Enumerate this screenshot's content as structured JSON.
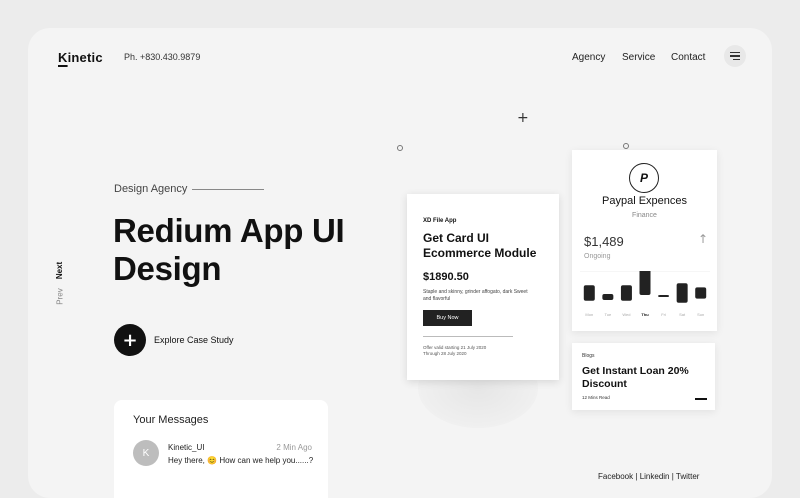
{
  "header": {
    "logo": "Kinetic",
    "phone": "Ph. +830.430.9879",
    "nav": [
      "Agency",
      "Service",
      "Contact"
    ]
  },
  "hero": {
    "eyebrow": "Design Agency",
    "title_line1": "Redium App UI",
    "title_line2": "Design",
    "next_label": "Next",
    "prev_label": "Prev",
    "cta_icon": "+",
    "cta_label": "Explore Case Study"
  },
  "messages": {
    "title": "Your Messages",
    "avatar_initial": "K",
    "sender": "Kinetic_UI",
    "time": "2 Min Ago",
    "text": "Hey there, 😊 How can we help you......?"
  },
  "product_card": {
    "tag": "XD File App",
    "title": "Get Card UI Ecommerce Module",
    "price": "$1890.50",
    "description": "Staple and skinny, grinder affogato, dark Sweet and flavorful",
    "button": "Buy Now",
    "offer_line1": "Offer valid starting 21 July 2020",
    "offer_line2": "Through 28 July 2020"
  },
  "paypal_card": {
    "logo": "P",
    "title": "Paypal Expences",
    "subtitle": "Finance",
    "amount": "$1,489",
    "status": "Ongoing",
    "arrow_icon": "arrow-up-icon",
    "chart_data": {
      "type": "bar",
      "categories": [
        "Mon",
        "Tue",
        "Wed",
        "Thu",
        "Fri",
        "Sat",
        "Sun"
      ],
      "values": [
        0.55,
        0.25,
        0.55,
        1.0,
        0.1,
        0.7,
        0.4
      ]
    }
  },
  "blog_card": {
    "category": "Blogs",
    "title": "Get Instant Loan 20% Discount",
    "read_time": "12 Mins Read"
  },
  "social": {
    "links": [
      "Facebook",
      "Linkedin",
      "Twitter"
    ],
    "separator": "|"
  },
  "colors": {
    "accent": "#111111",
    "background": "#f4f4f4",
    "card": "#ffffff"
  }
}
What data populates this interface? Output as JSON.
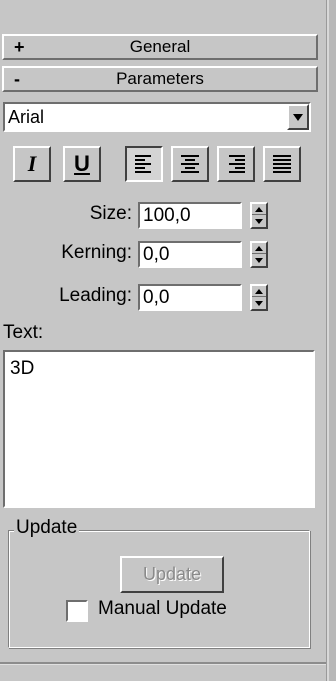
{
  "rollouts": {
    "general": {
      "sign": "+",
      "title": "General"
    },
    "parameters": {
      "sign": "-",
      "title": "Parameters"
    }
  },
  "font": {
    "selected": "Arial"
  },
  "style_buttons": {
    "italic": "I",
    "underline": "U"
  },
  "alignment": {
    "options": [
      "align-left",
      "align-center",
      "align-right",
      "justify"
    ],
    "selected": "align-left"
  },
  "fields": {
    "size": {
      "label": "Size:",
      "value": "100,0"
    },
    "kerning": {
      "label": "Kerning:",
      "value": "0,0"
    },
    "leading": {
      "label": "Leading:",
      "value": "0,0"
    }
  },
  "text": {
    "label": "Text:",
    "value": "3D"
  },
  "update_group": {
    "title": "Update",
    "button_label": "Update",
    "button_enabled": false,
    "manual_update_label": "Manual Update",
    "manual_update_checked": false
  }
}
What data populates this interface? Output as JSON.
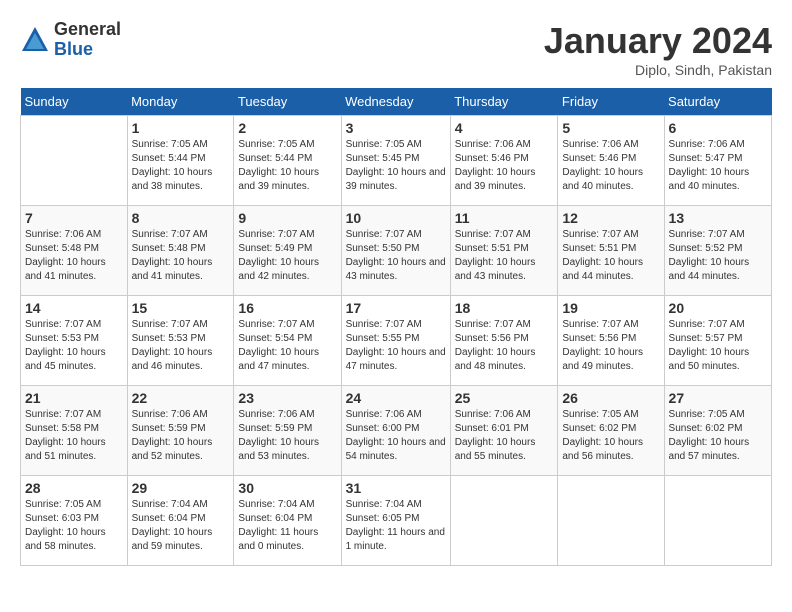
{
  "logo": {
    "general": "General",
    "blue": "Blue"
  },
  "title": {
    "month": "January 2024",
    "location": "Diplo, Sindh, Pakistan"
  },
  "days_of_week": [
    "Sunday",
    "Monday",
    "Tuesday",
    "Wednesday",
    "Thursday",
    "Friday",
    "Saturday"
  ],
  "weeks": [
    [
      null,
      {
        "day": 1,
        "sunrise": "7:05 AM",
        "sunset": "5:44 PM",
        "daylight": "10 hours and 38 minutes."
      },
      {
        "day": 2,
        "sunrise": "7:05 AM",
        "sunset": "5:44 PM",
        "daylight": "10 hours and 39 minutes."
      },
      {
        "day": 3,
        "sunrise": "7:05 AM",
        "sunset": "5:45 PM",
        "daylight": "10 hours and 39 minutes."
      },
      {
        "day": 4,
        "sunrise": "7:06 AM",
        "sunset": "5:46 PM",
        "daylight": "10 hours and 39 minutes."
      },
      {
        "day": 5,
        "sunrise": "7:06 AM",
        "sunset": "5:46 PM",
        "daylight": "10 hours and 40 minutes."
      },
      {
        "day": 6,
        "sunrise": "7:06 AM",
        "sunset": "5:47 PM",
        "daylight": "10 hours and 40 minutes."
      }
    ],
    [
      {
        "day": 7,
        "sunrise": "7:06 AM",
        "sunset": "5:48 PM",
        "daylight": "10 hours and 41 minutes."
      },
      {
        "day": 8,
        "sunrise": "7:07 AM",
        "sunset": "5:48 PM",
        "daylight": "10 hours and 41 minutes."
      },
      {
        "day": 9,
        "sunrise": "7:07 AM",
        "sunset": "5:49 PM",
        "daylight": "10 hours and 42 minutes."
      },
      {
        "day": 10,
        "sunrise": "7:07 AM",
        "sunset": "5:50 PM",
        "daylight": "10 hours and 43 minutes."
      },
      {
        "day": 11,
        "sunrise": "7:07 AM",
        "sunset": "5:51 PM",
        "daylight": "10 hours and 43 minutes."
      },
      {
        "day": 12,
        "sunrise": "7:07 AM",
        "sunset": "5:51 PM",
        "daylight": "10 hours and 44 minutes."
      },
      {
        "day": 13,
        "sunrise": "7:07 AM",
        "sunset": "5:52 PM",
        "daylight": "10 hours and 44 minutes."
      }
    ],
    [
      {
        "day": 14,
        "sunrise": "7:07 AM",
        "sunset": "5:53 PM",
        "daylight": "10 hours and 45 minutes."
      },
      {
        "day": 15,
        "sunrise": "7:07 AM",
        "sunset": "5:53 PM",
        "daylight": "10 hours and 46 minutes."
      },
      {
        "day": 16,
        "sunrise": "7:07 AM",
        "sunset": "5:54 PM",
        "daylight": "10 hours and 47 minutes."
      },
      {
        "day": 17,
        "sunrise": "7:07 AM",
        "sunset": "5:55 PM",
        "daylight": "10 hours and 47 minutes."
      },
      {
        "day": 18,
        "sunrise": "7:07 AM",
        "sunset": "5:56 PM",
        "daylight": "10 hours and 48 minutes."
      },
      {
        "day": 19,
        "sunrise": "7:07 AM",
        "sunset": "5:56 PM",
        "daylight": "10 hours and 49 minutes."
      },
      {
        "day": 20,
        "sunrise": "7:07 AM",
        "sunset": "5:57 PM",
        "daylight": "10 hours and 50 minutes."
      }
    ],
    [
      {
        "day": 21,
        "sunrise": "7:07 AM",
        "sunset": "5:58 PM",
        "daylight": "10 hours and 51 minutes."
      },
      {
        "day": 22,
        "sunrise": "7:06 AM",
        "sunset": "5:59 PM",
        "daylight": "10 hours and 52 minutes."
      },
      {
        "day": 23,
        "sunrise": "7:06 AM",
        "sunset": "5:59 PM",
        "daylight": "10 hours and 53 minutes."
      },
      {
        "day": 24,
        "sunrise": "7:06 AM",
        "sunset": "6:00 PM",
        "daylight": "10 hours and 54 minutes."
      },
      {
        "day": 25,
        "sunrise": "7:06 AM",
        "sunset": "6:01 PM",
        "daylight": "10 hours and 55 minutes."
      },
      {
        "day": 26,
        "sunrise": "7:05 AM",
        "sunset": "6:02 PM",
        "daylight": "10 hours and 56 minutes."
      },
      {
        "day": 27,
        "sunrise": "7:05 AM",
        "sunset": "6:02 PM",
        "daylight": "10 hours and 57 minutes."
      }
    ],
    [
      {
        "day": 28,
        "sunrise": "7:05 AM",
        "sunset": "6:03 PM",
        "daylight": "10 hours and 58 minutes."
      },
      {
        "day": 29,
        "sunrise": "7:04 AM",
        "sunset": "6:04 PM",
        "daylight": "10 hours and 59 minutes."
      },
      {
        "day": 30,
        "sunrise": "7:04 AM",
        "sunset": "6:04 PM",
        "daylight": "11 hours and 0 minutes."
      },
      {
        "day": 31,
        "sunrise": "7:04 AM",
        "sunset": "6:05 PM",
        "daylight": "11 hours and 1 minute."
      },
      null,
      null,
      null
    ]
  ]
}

++++++++++++++++++++

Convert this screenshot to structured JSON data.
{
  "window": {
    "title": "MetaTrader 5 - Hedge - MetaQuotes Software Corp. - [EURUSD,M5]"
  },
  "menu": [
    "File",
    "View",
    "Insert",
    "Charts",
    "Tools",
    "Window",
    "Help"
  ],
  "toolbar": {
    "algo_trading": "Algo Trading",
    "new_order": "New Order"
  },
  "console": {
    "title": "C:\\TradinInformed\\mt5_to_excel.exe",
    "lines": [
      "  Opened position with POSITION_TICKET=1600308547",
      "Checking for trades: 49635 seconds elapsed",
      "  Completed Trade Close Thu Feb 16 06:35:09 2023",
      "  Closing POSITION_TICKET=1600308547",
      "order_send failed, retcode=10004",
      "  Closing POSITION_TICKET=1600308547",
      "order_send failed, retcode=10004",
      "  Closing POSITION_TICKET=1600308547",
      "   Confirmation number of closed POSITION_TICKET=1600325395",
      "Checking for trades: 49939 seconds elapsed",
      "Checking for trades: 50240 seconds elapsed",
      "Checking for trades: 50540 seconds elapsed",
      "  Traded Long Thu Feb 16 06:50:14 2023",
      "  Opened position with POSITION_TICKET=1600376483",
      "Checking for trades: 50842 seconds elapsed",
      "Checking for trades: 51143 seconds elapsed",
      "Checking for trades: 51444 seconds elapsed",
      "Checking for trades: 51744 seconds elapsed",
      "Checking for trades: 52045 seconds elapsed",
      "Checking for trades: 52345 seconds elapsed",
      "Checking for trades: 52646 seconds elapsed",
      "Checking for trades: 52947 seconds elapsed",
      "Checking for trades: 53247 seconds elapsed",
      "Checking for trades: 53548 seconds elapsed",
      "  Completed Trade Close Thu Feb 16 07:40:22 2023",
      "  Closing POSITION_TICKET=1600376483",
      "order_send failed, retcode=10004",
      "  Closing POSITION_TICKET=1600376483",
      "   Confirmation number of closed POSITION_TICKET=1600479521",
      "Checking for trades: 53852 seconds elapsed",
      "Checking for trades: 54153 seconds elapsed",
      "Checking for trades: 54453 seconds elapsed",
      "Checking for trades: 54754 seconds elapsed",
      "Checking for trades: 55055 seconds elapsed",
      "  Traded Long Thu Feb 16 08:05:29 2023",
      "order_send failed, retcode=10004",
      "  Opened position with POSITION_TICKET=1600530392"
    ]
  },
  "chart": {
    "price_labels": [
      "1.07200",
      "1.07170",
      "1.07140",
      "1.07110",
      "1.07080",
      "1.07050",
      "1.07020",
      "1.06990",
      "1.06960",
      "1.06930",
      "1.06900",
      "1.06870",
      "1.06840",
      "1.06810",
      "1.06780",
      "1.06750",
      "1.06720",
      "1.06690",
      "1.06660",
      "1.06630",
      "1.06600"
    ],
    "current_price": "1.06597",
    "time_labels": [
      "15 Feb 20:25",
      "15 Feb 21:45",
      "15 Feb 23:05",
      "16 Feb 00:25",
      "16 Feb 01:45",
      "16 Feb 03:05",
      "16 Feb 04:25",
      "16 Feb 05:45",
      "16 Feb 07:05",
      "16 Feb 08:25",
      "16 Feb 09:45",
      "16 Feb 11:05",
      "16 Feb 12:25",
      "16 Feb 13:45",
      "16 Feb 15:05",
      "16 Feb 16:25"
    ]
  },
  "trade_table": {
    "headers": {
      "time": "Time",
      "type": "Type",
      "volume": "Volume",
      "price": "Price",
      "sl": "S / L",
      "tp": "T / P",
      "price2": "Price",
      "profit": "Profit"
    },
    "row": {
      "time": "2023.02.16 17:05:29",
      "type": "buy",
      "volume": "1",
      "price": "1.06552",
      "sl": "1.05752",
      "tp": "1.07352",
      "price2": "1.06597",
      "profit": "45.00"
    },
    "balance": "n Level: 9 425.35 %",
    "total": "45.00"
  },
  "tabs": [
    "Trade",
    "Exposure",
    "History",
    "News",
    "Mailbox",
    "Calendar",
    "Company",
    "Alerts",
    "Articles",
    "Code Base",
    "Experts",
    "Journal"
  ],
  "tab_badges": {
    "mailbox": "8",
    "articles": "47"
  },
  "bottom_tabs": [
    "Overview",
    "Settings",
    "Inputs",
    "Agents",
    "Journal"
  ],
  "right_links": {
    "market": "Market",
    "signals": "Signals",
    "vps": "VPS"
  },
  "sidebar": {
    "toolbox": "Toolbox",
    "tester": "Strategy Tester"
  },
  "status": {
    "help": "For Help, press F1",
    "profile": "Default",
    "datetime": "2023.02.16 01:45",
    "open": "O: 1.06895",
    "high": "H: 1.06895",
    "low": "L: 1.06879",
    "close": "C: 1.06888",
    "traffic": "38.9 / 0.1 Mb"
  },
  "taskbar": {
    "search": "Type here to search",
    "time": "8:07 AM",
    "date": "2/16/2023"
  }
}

++++++++++++++++++++

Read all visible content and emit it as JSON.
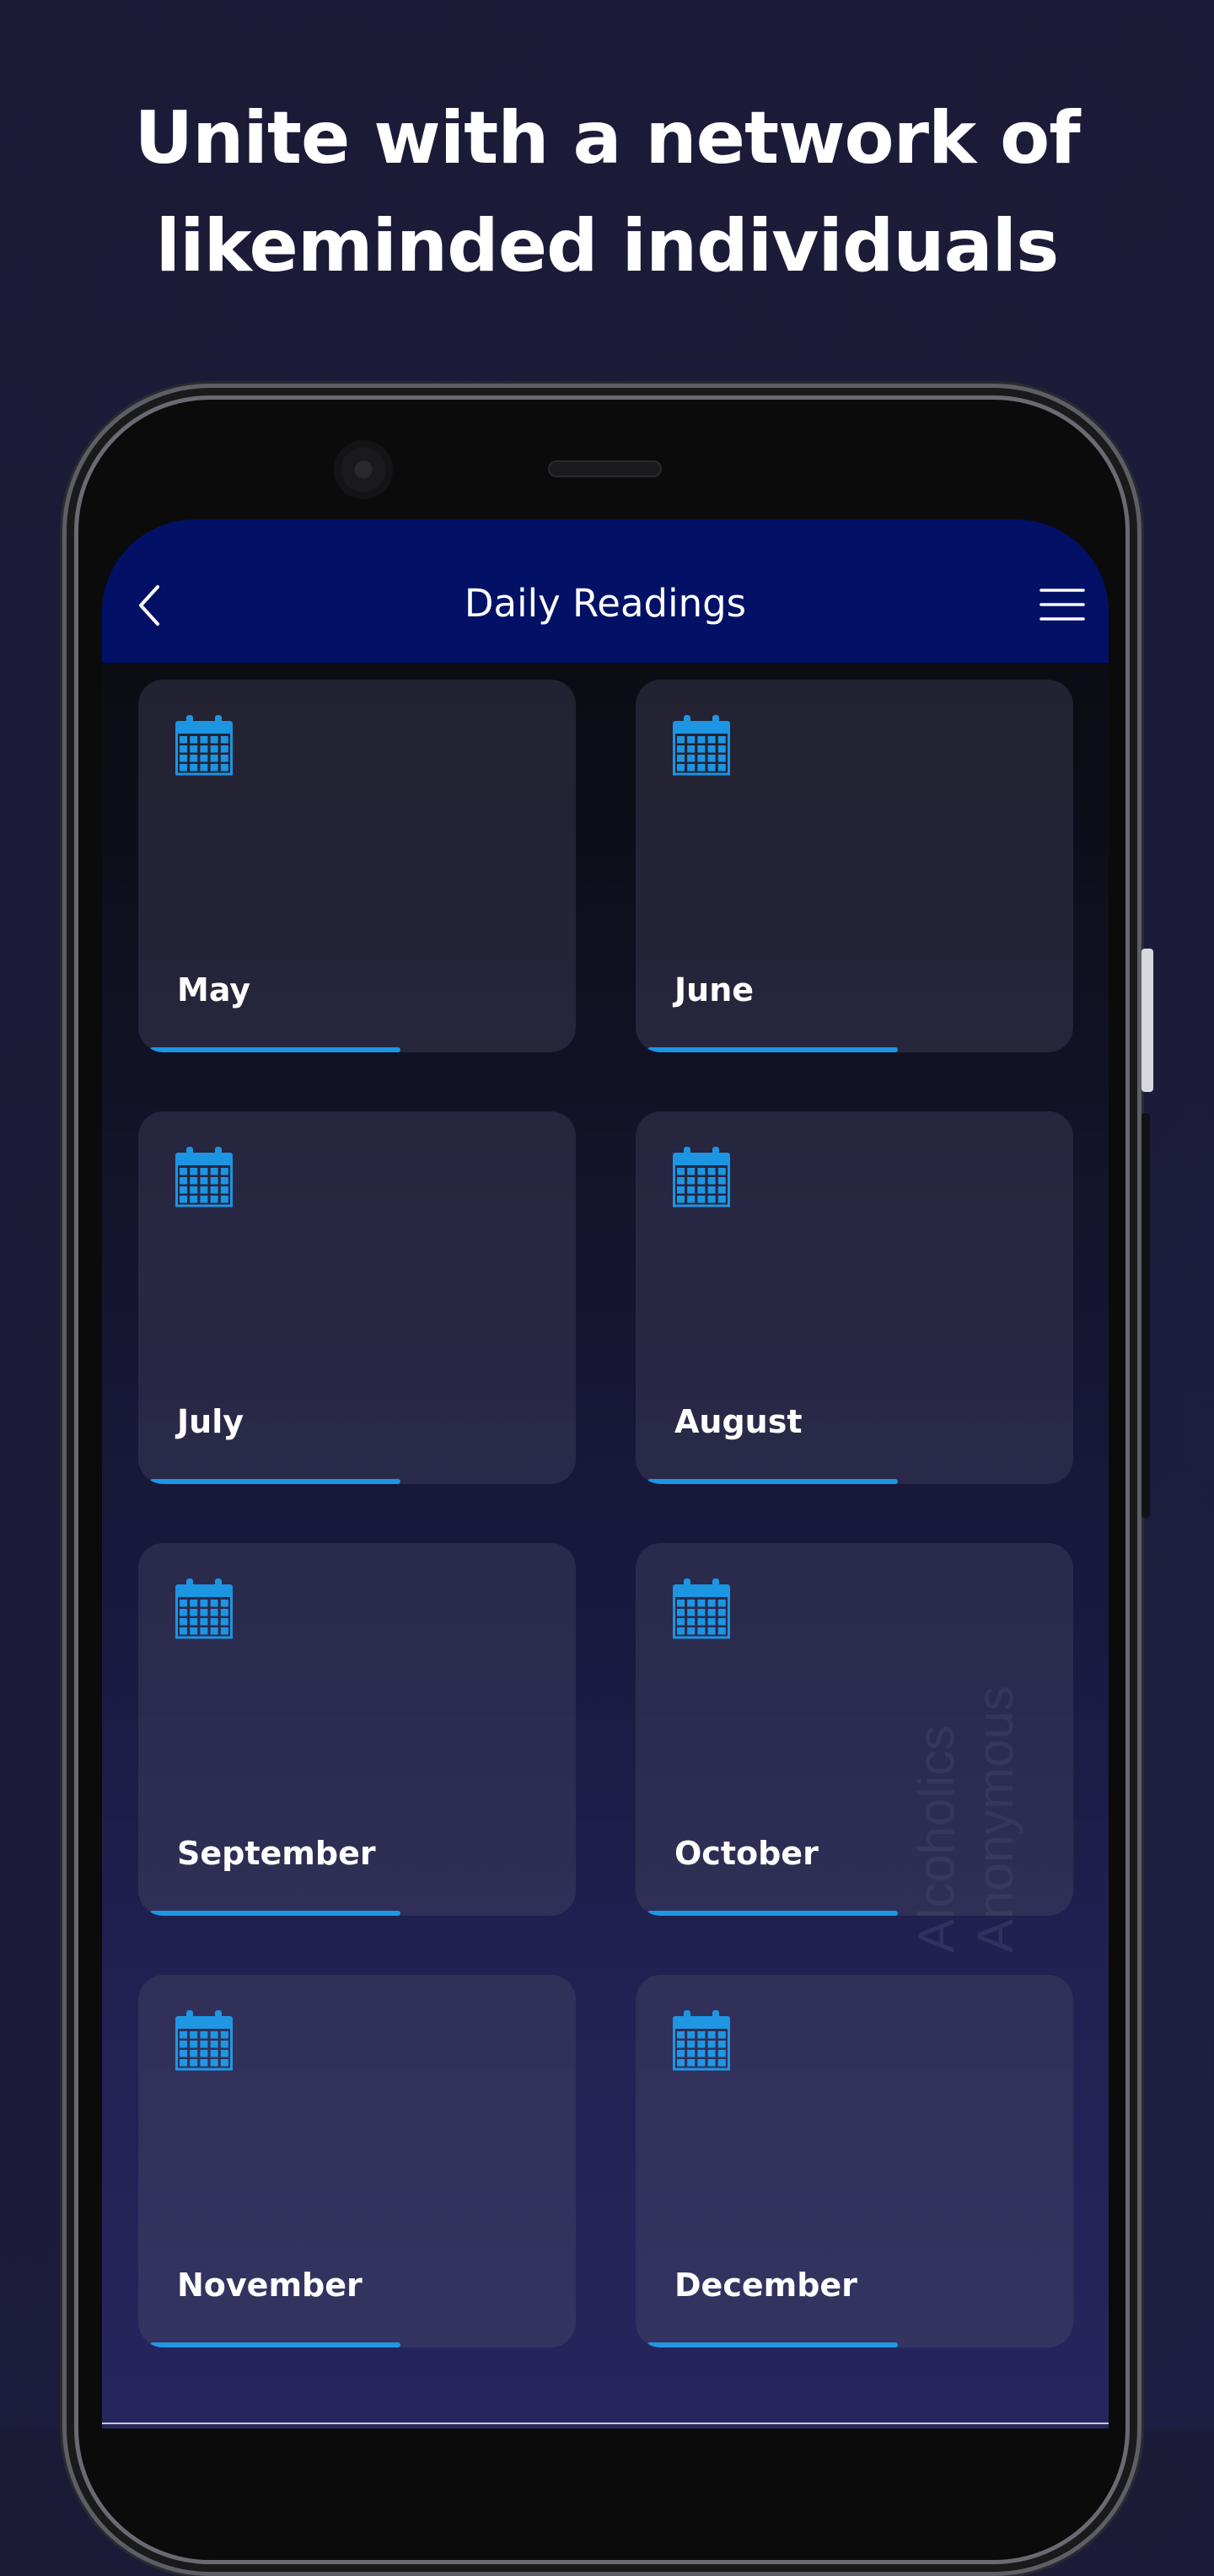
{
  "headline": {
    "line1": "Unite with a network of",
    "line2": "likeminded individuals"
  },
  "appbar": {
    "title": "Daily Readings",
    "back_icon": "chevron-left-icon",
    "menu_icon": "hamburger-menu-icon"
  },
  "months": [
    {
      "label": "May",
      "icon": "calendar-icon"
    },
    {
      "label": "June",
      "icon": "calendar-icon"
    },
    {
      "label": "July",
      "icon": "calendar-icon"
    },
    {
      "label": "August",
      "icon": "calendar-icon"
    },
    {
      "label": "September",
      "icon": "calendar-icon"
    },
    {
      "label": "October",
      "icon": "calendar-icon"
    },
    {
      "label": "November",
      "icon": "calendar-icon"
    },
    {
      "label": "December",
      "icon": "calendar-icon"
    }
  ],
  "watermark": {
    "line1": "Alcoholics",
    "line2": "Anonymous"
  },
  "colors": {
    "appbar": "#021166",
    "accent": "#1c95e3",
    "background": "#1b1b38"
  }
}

++++++++++++++++++++

Stated task ▸
Show every line in the records above that contains the word "JSON".

Completed task ▸
Enumerate this screenshot's content as structured JSON.
What data populates this interface? Output as JSON.
What data populates this interface? Output as JSON.
Convert this screenshot to structured JSON data.
Read all visible content and emit it as JSON.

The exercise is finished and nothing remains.